## Work required:
Reproduce the records below exactly, leaving out any pictures.

Records from a dataset
########################################

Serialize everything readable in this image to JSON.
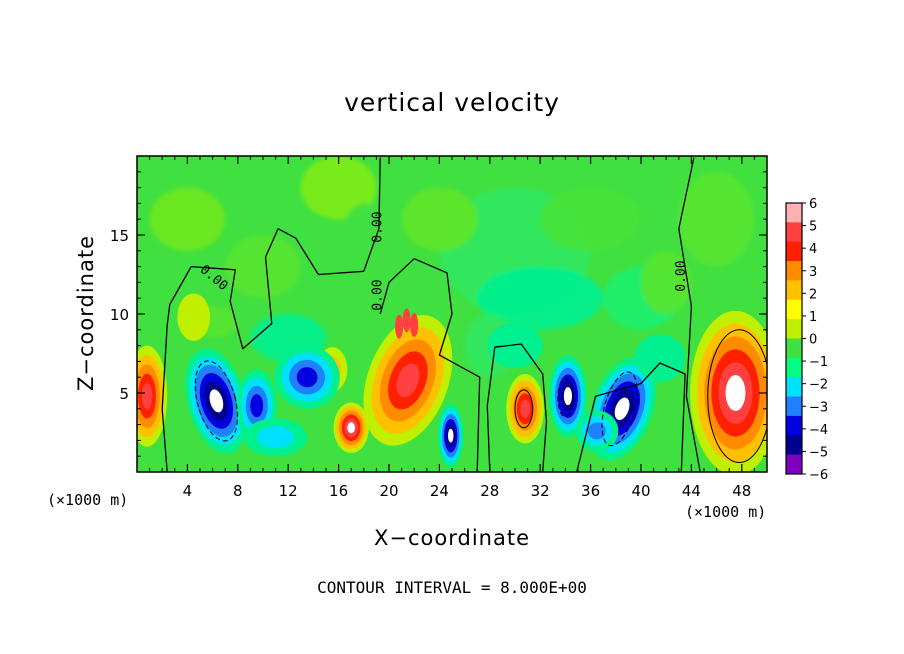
{
  "chart_data": {
    "type": "heatmap",
    "title": "vertical velocity",
    "xlabel": "X−coordinate",
    "ylabel": "Z−coordinate",
    "x_unit": "(×1000 m)",
    "note": "CONTOUR INTERVAL = 8.000E+00",
    "xlim": [
      0,
      50
    ],
    "ylim": [
      0,
      20
    ],
    "x_ticks": [
      4,
      8,
      12,
      16,
      20,
      24,
      28,
      32,
      36,
      40,
      44,
      48
    ],
    "y_ticks": [
      5,
      10,
      15
    ],
    "colorbar": {
      "levels": [
        6,
        5,
        4,
        3,
        2,
        1,
        0,
        -1,
        -2,
        -3,
        -4,
        -5,
        -6
      ],
      "labels": [
        "6",
        "5",
        "4",
        "3",
        "2",
        "1",
        "0",
        "−1",
        "−2",
        "−3",
        "−4",
        "−5",
        "−6"
      ],
      "colors": [
        "#ffb0b0",
        "#ff4040",
        "#ff2000",
        "#ff8c00",
        "#ffc000",
        "#ffff00",
        "#c0f000",
        "#40e040",
        "#00ff80",
        "#00e0ff",
        "#2080ff",
        "#0000e0",
        "#000090",
        "#8000c0"
      ]
    },
    "contour_labels": [
      "0.00",
      "0.00",
      "0.00",
      "0.00"
    ],
    "features": [
      {
        "x": 6,
        "z": 5,
        "sign": "-",
        "strength": 9
      },
      {
        "x": 9,
        "z": 4,
        "sign": "-",
        "strength": 4
      },
      {
        "x": 14,
        "z": 6.5,
        "sign": "-",
        "strength": 4
      },
      {
        "x": 17,
        "z": 3,
        "sign": "+",
        "strength": 8
      },
      {
        "x": 21,
        "z": 6,
        "sign": "+",
        "strength": 7
      },
      {
        "x": 25,
        "z": 2.5,
        "sign": "-",
        "strength": 8
      },
      {
        "x": 31,
        "z": 4,
        "sign": "+",
        "strength": 7
      },
      {
        "x": 34,
        "z": 4.5,
        "sign": "-",
        "strength": 8
      },
      {
        "x": 38.5,
        "z": 4,
        "sign": "-",
        "strength": 10
      },
      {
        "x": 47.5,
        "z": 5.5,
        "sign": "+",
        "strength": 12
      }
    ]
  },
  "text": {
    "title": "vertical velocity",
    "xlabel": "X−coordinate",
    "ylabel": "Z−coordinate",
    "note": "CONTOUR INTERVAL = 8.000E+00",
    "unit_left": "(×1000 m)",
    "unit_right": "(×1000 m)"
  }
}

########################################

## Full response:
Serialize everything readable in this image to JSON.
{
  "chart_data": {
    "type": "heatmap",
    "title": "vertical velocity",
    "xlabel": "X−coordinate",
    "ylabel": "Z−coordinate",
    "x_unit": "(×1000 m)",
    "note": "CONTOUR INTERVAL = 8.000E+00",
    "xlim": [
      0,
      50
    ],
    "ylim": [
      0,
      20
    ],
    "x_ticks": [
      4,
      8,
      12,
      16,
      20,
      24,
      28,
      32,
      36,
      40,
      44,
      48
    ],
    "y_ticks": [
      5,
      10,
      15
    ],
    "colorbar": {
      "levels": [
        6,
        5,
        4,
        3,
        2,
        1,
        0,
        -1,
        -2,
        -3,
        -4,
        -5,
        -6
      ],
      "labels": [
        "6",
        "5",
        "4",
        "3",
        "2",
        "1",
        "0",
        "−1",
        "−2",
        "−3",
        "−4",
        "−5",
        "−6"
      ],
      "colors": [
        "#ffb0b0",
        "#ff4040",
        "#ff2000",
        "#ff8c00",
        "#ffc000",
        "#ffff00",
        "#c0f000",
        "#40e040",
        "#00ff80",
        "#00e0ff",
        "#2080ff",
        "#0000e0",
        "#000090",
        "#8000c0"
      ]
    },
    "contour_labels": [
      "0.00",
      "0.00",
      "0.00",
      "0.00"
    ],
    "features": [
      {
        "x": 6,
        "z": 5,
        "sign": "-",
        "strength": 9
      },
      {
        "x": 9,
        "z": 4,
        "sign": "-",
        "strength": 4
      },
      {
        "x": 14,
        "z": 6.5,
        "sign": "-",
        "strength": 4
      },
      {
        "x": 17,
        "z": 3,
        "sign": "+",
        "strength": 8
      },
      {
        "x": 21,
        "z": 6,
        "sign": "+",
        "strength": 7
      },
      {
        "x": 25,
        "z": 2.5,
        "sign": "-",
        "strength": 8
      },
      {
        "x": 31,
        "z": 4,
        "sign": "+",
        "strength": 7
      },
      {
        "x": 34,
        "z": 4.5,
        "sign": "-",
        "strength": 8
      },
      {
        "x": 38.5,
        "z": 4,
        "sign": "-",
        "strength": 10
      },
      {
        "x": 47.5,
        "z": 5.5,
        "sign": "+",
        "strength": 12
      }
    ]
  },
  "text": {
    "title": "vertical velocity",
    "xlabel": "X−coordinate",
    "ylabel": "Z−coordinate",
    "note": "CONTOUR INTERVAL = 8.000E+00",
    "unit_left": "(×1000 m)",
    "unit_right": "(×1000 m)"
  }
}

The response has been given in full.